● **WRITTEN PROBLEM**:
Quote the entries word for word. Omit the pictures.

** start of DATASET EXCERPTS **

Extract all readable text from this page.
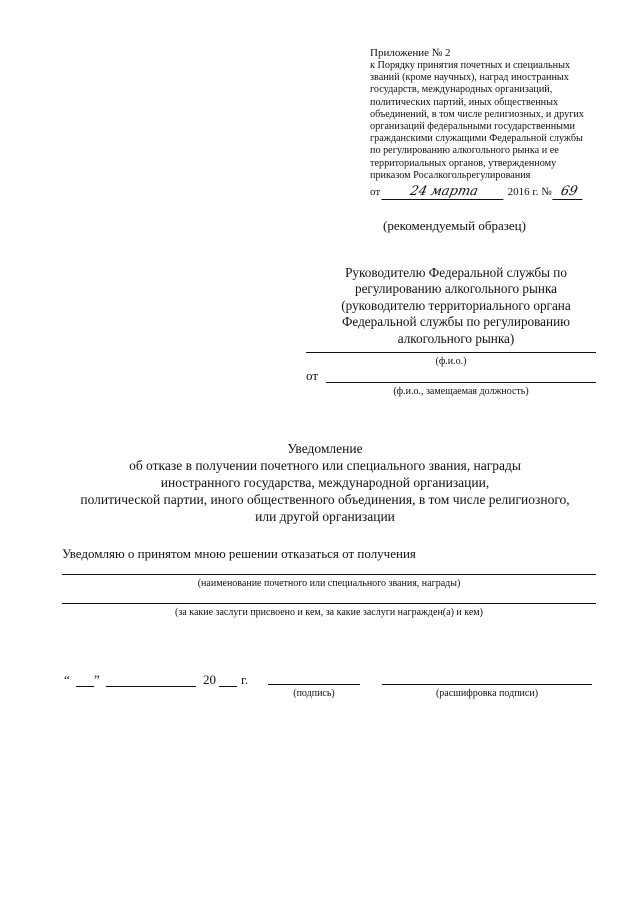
Приложение № 2
к Порядку принятия почетных и специальных
званий (кроме научных), наград иностранных
государств, международных организаций,
политических партий, иных общественных
объединений, в том числе религиозных, и других
организаций федеральными государственными
гражданскими служащими Федеральной службы
по регулированию алкогольного рынка и ее
территориальных органов, утвержденному
приказом Росалкогольрегулирования
от 24 марта	2016 г. № 69
(рекомендуемый образец)
Руководителю Федеральной службы по
регулированию алкогольного рынка
(руководителю территориального органа
Федеральной службы по регулированию
алкогольного рынка)
(ф.и.о.)
от
(ф.и.о., замещаемая должность)
Уведомление
об отказе в получении почетного или специального звания, награды
иностранного государства, международной организации,
политической партии, иного общественного объединения, в том числе религиозного,
или другой организации
Уведомляю о принятом мною решении отказаться от получения
(наименование почетного или специального звания, награды)
(за какие заслуги присвоено и кем, за какие заслуги награжден(а) и кем)
“ ”	20 г.
(подпись)	(расшифровка подписи)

** end of DATASET EXCERPTS **

● **TASK OUTPUT**:
Extract all readable text from this page.
Приложение № 2
к Порядку принятия почетных и специальных
званий (кроме научных), наград иностранных
государств, международных организаций,
политических партий, иных общественных
объединений, в том числе религиозных, и других
организаций федеральными государственными
гражданскими служащими Федеральной службы
по регулированию алкогольного рынка и ее
территориальных органов, утвержденному
приказом Росалкогольрегулирования
от 24 марта	2016 г. № 69
(рекомендуемый образец)
Руководителю Федеральной службы по
регулированию алкогольного рынка
(руководителю территориального органа
Федеральной службы по регулированию
алкогольного рынка)
(ф.и.о.)
от
(ф.и.о., замещаемая должность)
Уведомление
об отказе в получении почетного или специального звания, награды
иностранного государства, международной организации,
политической партии, иного общественного объединения, в том числе религиозного,
или другой организации
Уведомляю о принятом мною решении отказаться от получения
(наименование почетного или специального звания, награды)
(за какие заслуги присвоено и кем, за какие заслуги награжден(а) и кем)
“ ”	20 г.
(подпись)	(расшифровка подписи)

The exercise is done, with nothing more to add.